- Your goal
Reproduce the material line for line, starting at its first line and ending at the line that contains "area-chart-card[interactable] [568,450,956,750]", with that line included.

- Stored rows
────

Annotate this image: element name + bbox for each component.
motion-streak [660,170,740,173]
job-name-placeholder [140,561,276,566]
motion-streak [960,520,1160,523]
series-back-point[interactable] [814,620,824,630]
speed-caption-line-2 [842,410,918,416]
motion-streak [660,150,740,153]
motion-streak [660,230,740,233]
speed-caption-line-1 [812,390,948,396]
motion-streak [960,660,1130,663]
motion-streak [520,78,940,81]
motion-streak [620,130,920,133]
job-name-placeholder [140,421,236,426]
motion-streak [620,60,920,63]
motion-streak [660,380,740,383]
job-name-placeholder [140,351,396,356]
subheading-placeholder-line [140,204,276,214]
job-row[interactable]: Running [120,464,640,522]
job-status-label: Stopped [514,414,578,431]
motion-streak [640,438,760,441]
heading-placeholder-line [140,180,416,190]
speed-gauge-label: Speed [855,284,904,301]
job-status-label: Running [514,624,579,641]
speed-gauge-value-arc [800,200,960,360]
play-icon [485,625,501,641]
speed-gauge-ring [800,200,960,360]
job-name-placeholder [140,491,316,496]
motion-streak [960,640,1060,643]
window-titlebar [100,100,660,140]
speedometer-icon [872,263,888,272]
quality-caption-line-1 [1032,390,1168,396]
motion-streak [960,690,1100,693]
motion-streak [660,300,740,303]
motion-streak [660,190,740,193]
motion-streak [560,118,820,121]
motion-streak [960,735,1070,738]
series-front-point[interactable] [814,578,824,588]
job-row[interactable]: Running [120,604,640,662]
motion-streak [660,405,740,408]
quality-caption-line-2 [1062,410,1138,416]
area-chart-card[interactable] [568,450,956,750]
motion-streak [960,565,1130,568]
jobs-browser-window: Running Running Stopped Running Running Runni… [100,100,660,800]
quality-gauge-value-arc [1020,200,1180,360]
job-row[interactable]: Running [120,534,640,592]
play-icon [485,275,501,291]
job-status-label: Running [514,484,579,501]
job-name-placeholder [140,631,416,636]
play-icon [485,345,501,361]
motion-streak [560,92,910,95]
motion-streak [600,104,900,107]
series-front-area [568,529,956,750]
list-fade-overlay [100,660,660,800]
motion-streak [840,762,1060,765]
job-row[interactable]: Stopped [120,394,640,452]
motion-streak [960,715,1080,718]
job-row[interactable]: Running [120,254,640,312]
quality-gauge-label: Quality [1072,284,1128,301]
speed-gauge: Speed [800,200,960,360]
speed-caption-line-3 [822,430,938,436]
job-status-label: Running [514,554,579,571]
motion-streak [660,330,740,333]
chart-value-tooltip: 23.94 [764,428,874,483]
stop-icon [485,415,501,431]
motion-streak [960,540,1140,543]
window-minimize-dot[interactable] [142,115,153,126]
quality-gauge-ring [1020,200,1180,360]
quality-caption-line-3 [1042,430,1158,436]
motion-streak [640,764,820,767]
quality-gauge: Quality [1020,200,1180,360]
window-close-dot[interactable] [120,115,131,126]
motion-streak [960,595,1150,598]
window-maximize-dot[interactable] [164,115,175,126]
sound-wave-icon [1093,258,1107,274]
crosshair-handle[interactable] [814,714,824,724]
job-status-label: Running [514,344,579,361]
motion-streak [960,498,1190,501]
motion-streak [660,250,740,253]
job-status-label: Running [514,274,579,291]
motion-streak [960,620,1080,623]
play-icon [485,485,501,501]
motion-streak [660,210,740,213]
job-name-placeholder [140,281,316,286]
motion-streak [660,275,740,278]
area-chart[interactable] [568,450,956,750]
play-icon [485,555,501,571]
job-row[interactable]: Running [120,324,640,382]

────

- Complete output
Annotate this image: element name + bbox for each component.
motion-streak [660,170,740,173]
job-name-placeholder [140,561,276,566]
motion-streak [960,520,1160,523]
series-back-point[interactable] [814,620,824,630]
speed-caption-line-2 [842,410,918,416]
motion-streak [660,150,740,153]
motion-streak [660,230,740,233]
speed-caption-line-1 [812,390,948,396]
motion-streak [960,660,1130,663]
motion-streak [520,78,940,81]
motion-streak [620,130,920,133]
job-name-placeholder [140,421,236,426]
motion-streak [620,60,920,63]
motion-streak [660,380,740,383]
job-name-placeholder [140,351,396,356]
subheading-placeholder-line [140,204,276,214]
job-row[interactable]: Running [120,464,640,522]
job-status-label: Stopped [514,414,578,431]
motion-streak [640,438,760,441]
heading-placeholder-line [140,180,416,190]
speed-gauge-label: Speed [855,284,904,301]
job-status-label: Running [514,624,579,641]
speed-gauge-value-arc [800,200,960,360]
play-icon [485,625,501,641]
speed-gauge-ring [800,200,960,360]
job-name-placeholder [140,491,316,496]
motion-streak [960,640,1060,643]
window-titlebar [100,100,660,140]
speedometer-icon [872,263,888,272]
quality-caption-line-1 [1032,390,1168,396]
motion-streak [960,690,1100,693]
motion-streak [660,300,740,303]
motion-streak [660,190,740,193]
motion-streak [560,118,820,121]
motion-streak [960,735,1070,738]
series-front-point[interactable] [814,578,824,588]
job-row[interactable]: Running [120,604,640,662]
motion-streak [660,405,740,408]
quality-caption-line-2 [1062,410,1138,416]
area-chart-card[interactable] [568,450,956,750]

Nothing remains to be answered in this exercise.